··· RECORDS TO USE ···

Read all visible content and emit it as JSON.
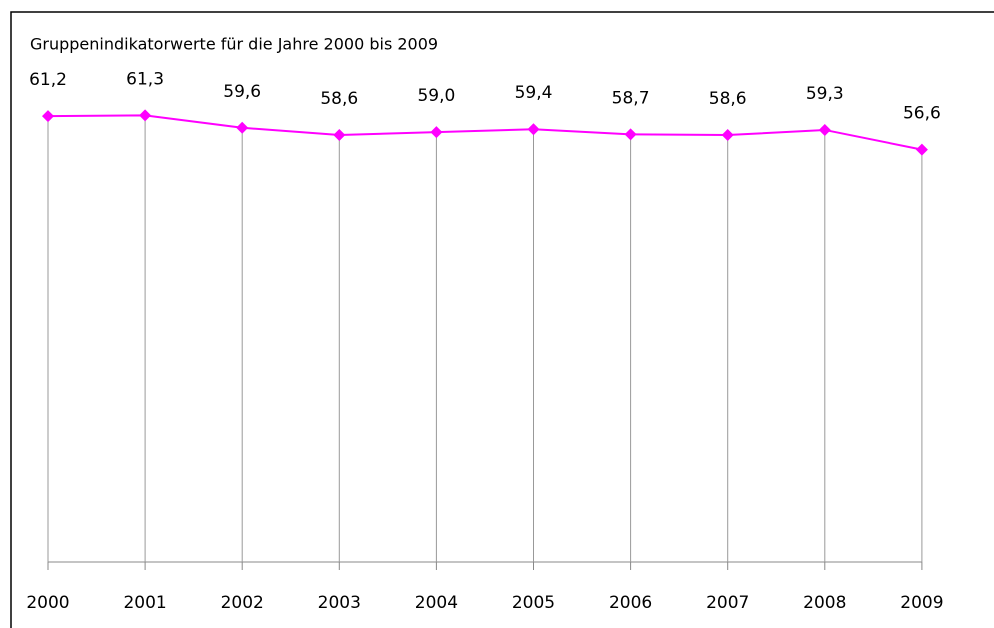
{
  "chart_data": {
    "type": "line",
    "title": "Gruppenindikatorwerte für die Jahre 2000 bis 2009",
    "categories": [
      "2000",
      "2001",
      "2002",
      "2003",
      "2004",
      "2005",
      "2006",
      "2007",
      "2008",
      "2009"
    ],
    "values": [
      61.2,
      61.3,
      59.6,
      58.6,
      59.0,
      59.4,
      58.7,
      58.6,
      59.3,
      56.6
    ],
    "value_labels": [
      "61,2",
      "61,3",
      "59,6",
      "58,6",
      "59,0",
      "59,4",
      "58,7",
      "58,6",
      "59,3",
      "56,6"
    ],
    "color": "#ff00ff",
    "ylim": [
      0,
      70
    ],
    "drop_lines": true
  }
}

···

- [SET EXERCISE]: Each record above is to be restated exactly, with its pictures removed from the copy.

- [WORKED ANSWER]:
Read all visible content and emit it as JSON.
{
  "chart_data": {
    "type": "line",
    "title": "Gruppenindikatorwerte für die Jahre 2000 bis 2009",
    "categories": [
      "2000",
      "2001",
      "2002",
      "2003",
      "2004",
      "2005",
      "2006",
      "2007",
      "2008",
      "2009"
    ],
    "values": [
      61.2,
      61.3,
      59.6,
      58.6,
      59.0,
      59.4,
      58.7,
      58.6,
      59.3,
      56.6
    ],
    "value_labels": [
      "61,2",
      "61,3",
      "59,6",
      "58,6",
      "59,0",
      "59,4",
      "58,7",
      "58,6",
      "59,3",
      "56,6"
    ],
    "color": "#ff00ff",
    "ylim": [
      0,
      70
    ],
    "drop_lines": true
  }
}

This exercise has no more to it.